Problem to work on -> Search the records below for the word "text". Pull out each line that has it.

Records from a collection of figures:

########################################

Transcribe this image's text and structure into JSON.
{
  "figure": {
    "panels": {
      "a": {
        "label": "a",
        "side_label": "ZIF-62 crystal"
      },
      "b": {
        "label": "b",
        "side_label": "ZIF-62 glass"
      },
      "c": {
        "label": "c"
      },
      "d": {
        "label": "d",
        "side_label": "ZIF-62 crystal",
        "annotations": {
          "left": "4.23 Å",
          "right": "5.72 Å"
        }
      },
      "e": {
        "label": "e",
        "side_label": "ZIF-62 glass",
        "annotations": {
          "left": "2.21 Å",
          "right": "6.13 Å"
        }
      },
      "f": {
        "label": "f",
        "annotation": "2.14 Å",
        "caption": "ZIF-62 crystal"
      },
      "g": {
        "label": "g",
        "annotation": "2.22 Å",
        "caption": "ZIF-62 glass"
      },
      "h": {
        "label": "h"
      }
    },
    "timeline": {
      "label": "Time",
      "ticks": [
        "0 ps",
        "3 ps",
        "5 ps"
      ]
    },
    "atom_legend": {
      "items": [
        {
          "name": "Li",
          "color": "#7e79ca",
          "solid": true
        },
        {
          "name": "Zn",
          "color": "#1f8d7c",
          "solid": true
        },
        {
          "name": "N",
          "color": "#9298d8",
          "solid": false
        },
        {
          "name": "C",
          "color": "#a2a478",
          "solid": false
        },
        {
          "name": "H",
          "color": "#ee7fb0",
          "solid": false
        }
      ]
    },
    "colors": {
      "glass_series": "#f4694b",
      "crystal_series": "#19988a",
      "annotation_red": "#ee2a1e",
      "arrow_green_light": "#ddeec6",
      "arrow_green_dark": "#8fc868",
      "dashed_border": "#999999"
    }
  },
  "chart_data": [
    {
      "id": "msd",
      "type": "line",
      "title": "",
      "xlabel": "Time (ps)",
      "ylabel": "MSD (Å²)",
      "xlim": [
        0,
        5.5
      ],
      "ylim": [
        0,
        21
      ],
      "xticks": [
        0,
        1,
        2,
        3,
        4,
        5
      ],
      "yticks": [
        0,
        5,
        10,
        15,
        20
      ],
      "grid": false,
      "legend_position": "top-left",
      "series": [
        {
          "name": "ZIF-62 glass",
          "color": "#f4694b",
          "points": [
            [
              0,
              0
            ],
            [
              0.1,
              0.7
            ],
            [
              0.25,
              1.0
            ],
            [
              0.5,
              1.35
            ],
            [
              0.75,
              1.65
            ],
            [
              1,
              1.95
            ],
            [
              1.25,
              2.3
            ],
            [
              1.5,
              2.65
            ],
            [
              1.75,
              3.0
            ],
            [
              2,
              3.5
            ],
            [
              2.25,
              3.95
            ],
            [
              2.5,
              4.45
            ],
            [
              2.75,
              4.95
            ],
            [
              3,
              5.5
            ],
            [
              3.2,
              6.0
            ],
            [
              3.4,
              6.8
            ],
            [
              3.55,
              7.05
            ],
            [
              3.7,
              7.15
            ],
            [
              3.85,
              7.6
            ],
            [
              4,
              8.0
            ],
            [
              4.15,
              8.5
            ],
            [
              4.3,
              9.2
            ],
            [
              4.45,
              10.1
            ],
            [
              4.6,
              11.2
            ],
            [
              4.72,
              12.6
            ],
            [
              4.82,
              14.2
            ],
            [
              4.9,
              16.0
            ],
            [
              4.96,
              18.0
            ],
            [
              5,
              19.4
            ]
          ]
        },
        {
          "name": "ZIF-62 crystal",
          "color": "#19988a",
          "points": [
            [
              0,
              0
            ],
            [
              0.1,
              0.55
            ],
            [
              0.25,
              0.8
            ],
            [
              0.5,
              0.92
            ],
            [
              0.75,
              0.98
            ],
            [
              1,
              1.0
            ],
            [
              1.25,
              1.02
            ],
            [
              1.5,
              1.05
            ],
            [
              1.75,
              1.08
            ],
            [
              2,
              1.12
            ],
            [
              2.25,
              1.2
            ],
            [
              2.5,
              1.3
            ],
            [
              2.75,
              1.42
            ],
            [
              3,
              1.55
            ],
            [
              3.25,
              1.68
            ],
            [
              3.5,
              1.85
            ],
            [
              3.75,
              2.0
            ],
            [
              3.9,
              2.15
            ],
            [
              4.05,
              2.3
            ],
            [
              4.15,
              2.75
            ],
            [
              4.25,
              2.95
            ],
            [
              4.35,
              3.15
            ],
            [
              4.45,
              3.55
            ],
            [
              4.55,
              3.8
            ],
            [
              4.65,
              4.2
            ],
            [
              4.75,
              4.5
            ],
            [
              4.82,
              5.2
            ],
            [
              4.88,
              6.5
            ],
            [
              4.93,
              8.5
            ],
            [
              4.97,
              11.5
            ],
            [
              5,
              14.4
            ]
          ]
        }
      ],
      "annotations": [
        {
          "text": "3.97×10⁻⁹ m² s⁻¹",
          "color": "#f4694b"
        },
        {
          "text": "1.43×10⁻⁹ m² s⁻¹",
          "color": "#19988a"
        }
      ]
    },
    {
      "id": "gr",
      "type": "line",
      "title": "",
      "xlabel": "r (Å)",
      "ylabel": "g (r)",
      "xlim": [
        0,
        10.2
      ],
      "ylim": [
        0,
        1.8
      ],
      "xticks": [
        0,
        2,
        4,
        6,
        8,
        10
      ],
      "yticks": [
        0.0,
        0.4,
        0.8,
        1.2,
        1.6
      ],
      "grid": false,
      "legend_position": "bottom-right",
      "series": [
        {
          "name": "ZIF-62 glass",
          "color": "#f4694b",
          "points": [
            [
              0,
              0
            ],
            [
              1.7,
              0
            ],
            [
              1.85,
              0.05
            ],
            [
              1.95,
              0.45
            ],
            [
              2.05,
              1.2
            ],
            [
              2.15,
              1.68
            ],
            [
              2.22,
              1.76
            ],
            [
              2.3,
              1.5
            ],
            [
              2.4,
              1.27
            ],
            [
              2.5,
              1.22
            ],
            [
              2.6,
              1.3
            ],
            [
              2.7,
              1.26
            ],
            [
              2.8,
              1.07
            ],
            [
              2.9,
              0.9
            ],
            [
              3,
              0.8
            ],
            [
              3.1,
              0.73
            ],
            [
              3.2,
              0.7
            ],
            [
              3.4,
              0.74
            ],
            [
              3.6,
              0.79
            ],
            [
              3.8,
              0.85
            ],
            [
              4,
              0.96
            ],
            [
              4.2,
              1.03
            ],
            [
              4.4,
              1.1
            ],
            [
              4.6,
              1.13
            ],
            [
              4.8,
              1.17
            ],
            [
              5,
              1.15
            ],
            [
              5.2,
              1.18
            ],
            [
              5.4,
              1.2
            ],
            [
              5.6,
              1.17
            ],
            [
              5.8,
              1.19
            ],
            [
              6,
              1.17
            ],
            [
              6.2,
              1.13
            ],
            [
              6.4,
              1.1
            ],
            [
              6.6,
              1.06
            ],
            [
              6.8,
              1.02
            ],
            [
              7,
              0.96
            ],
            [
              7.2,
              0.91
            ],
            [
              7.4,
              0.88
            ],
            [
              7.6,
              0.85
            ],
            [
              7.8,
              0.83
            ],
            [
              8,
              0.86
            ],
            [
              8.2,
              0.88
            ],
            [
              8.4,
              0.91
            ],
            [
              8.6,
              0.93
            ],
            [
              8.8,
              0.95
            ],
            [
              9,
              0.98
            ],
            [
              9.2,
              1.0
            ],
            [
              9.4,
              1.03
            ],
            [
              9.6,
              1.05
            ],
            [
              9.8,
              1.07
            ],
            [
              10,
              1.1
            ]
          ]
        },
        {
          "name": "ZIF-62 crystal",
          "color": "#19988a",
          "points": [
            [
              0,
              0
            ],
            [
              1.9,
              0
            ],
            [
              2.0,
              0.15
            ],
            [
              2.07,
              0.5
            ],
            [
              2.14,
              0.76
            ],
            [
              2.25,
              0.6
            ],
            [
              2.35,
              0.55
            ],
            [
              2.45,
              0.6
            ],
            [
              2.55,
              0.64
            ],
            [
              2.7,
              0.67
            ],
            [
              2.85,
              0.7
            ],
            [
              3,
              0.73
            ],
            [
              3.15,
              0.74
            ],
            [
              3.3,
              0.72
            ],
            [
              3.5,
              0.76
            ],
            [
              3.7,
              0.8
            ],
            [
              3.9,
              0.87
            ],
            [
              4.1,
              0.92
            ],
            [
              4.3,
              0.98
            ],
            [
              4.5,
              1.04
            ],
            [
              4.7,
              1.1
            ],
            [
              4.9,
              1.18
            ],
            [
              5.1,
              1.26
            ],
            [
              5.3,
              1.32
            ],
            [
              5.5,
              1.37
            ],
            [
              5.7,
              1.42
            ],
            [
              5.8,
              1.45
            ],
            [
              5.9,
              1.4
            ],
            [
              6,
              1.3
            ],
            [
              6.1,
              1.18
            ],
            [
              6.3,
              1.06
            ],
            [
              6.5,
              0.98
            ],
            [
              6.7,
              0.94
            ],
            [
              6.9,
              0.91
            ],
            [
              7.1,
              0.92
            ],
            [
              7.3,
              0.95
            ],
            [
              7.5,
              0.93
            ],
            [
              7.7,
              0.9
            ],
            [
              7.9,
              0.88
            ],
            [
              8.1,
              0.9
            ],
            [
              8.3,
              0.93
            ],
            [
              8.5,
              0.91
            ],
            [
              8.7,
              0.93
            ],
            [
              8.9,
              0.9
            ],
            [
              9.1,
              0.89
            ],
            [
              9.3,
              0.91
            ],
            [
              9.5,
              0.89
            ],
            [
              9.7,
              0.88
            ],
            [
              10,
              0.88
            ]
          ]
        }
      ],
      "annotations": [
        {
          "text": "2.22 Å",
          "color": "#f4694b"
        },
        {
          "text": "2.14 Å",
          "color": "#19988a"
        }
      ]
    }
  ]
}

########################################

Response for this exercise ->
Transcribe this image's text and structure into JSON.
          "text": "3.97×10⁻⁹ m² s⁻¹",
          "text": "1.43×10⁻⁹ m² s⁻¹",
          "text": "2.22 Å",
          "text": "2.14 Å",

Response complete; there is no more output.